§ JOB: Pick out the lines containing "ylabel".

§ EXTRACTED INFORMATION:
---*---
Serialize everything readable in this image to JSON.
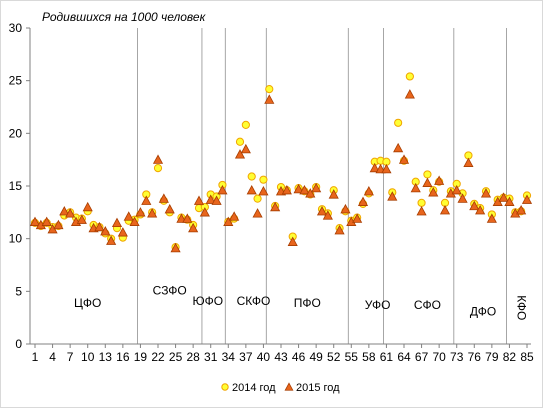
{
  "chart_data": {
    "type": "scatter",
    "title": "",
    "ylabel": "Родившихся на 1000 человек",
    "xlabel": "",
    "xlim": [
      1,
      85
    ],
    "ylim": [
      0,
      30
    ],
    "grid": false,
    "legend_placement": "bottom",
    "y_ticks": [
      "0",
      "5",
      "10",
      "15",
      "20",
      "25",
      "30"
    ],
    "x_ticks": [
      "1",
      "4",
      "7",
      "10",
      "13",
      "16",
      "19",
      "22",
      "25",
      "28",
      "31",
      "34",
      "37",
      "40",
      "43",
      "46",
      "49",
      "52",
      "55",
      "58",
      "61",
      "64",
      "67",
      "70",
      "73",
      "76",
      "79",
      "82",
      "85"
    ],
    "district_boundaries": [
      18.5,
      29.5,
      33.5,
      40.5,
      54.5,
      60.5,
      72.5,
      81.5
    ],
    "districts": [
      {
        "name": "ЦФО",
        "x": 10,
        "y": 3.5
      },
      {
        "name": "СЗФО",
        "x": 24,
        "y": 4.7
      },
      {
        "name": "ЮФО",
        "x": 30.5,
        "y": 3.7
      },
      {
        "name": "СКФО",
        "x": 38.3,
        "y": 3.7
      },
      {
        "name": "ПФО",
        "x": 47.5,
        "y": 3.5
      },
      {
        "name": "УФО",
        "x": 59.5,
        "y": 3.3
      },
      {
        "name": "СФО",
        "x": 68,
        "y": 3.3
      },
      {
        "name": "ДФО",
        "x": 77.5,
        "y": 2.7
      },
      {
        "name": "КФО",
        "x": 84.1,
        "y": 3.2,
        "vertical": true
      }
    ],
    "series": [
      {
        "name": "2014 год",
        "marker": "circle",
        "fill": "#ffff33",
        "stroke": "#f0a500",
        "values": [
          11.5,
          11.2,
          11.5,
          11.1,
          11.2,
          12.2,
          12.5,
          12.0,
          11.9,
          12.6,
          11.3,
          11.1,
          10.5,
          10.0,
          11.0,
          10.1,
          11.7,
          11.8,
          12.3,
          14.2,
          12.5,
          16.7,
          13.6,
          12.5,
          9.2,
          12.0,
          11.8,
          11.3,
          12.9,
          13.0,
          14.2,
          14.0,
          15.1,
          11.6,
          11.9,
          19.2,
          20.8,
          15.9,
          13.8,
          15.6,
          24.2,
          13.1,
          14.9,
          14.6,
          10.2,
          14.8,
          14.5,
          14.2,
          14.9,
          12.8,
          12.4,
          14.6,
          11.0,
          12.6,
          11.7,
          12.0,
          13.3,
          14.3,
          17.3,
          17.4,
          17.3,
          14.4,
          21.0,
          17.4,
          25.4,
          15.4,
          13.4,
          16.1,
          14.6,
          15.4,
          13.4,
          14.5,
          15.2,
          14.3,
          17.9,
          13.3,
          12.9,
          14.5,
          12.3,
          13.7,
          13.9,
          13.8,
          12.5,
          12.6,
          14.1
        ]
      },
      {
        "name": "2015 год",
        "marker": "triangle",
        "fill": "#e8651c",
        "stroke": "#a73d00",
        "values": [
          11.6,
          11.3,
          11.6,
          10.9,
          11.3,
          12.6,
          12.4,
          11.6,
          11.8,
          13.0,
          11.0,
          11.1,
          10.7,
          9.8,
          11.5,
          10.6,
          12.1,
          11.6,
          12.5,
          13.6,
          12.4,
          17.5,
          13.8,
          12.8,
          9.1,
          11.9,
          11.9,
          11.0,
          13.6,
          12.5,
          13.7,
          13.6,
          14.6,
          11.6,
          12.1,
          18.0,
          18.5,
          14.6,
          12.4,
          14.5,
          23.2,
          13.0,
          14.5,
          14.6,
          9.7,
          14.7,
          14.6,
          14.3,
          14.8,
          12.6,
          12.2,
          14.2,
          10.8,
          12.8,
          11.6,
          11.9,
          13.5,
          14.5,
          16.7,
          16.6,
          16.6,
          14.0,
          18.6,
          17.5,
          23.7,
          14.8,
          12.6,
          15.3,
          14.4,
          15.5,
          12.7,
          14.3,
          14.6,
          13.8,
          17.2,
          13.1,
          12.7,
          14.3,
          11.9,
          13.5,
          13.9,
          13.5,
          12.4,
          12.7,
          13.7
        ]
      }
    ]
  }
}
---*---
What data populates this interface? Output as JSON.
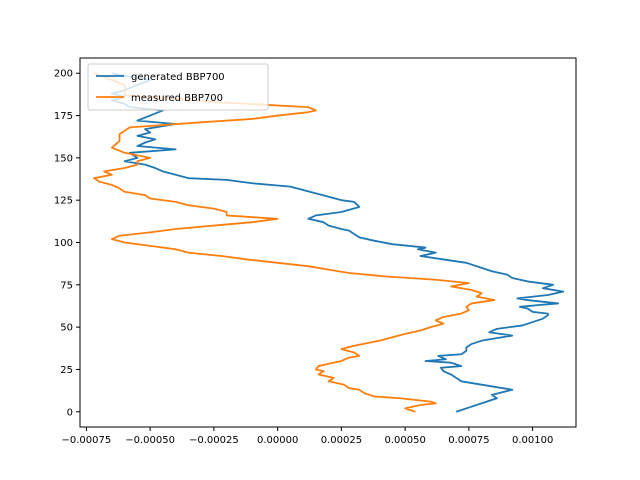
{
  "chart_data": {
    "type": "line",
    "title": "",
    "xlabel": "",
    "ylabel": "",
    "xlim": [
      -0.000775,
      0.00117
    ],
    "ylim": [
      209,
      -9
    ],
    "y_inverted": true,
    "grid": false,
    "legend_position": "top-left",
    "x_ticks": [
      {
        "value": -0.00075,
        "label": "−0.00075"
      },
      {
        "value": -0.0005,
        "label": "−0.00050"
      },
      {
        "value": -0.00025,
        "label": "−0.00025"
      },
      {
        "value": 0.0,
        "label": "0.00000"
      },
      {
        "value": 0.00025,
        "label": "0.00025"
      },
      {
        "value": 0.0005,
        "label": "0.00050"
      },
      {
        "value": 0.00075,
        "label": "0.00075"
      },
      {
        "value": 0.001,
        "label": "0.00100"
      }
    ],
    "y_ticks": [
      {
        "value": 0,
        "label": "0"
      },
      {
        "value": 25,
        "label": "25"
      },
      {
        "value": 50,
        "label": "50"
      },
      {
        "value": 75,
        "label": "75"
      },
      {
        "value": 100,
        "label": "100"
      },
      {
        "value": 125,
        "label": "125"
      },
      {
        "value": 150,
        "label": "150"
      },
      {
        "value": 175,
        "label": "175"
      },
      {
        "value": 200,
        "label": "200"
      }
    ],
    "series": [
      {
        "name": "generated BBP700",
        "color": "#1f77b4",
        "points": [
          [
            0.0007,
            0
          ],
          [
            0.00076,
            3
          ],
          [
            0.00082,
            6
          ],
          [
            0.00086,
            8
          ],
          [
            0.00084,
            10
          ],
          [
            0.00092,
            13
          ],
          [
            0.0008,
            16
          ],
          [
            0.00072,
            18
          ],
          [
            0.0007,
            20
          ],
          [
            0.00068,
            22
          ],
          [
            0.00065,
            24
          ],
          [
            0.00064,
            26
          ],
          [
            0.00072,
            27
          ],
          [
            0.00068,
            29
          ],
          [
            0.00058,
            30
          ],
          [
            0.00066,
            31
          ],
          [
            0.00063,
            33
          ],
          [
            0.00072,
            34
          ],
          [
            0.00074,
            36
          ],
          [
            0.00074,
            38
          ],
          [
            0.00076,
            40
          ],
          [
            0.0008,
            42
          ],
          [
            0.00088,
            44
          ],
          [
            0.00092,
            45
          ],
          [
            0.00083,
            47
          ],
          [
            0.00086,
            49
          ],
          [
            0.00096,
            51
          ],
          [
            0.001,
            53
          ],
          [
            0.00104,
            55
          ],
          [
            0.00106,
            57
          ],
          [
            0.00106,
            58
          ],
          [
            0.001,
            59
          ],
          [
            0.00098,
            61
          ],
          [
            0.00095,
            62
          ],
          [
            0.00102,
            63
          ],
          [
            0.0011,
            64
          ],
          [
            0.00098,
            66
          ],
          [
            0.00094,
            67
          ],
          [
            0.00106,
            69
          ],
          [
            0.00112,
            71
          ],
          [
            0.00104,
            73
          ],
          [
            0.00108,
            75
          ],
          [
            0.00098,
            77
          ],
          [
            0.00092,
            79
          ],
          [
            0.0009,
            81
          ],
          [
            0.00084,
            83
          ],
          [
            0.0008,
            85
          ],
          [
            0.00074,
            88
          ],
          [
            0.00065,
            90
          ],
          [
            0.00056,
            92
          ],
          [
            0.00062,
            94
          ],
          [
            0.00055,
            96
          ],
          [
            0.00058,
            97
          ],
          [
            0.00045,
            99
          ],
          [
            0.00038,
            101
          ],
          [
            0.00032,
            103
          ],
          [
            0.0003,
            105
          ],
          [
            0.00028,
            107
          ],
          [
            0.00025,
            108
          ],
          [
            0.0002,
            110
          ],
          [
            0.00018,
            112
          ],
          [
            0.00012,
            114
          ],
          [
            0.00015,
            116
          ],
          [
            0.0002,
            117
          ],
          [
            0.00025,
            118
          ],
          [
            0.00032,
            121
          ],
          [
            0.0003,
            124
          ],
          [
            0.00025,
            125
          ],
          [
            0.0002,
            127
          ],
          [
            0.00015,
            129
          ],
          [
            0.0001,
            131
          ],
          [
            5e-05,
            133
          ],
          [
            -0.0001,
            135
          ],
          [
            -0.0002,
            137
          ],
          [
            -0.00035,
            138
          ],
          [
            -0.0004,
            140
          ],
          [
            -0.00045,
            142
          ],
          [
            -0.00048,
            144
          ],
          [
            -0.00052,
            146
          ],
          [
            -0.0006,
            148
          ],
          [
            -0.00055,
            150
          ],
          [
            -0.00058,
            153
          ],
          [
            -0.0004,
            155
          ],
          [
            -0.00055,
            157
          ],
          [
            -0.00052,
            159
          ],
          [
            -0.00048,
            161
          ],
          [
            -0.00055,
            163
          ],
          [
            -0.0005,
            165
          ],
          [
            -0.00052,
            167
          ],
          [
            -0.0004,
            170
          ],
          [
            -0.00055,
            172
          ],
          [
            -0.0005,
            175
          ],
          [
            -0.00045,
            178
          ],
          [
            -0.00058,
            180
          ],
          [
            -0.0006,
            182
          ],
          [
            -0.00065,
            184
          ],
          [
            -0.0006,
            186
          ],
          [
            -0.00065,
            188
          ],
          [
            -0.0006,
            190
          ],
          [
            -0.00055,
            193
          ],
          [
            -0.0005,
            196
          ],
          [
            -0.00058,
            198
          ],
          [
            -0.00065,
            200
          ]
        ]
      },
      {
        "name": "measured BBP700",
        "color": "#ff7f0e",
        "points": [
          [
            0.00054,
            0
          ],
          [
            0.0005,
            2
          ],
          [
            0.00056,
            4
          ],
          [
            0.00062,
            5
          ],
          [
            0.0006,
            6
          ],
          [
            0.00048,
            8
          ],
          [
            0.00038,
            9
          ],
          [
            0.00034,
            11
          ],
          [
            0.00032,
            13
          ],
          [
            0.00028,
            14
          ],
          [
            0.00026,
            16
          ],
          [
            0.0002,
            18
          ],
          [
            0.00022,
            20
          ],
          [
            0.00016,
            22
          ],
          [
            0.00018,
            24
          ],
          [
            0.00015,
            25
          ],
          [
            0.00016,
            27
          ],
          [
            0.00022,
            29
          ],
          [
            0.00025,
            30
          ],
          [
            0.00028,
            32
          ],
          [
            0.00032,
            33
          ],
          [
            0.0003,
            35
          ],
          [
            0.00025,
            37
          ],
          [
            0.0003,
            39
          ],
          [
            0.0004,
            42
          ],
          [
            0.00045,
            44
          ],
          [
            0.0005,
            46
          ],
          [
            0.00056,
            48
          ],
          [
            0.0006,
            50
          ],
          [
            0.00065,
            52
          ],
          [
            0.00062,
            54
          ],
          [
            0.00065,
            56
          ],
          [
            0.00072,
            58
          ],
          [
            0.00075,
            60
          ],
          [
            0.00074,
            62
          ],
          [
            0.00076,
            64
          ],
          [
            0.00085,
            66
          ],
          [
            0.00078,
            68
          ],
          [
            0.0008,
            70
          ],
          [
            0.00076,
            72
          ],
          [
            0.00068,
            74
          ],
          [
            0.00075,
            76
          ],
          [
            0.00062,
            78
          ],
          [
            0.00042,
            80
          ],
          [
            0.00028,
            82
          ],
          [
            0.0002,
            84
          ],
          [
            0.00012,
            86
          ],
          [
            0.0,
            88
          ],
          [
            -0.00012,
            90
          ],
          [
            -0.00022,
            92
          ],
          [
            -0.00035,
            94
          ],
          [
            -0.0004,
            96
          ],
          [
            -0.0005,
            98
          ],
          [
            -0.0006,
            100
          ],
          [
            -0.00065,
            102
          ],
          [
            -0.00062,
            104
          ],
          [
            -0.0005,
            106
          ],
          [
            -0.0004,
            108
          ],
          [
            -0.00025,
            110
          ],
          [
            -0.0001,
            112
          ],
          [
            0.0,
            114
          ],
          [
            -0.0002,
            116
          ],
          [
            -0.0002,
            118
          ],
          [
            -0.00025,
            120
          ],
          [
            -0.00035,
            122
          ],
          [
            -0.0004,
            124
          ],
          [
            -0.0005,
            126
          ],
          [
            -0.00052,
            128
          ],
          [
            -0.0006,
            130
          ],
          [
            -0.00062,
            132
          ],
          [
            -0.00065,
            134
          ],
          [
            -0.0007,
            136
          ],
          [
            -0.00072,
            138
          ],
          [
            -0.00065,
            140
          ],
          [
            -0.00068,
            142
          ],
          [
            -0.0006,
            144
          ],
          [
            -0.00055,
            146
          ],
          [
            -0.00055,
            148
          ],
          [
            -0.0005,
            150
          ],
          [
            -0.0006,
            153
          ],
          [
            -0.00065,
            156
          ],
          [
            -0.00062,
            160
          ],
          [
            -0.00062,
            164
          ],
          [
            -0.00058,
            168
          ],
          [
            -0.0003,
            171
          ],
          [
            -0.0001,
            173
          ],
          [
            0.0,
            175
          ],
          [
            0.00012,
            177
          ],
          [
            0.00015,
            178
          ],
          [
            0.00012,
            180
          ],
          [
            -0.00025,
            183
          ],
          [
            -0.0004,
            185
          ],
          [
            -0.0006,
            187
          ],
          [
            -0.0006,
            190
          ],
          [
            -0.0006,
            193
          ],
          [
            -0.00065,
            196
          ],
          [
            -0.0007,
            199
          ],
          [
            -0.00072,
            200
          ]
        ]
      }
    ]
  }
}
---*---
§ FULL SOLUTION:
    "ylabel": "Родившихся на 1000 человек",
    "ylabel": "",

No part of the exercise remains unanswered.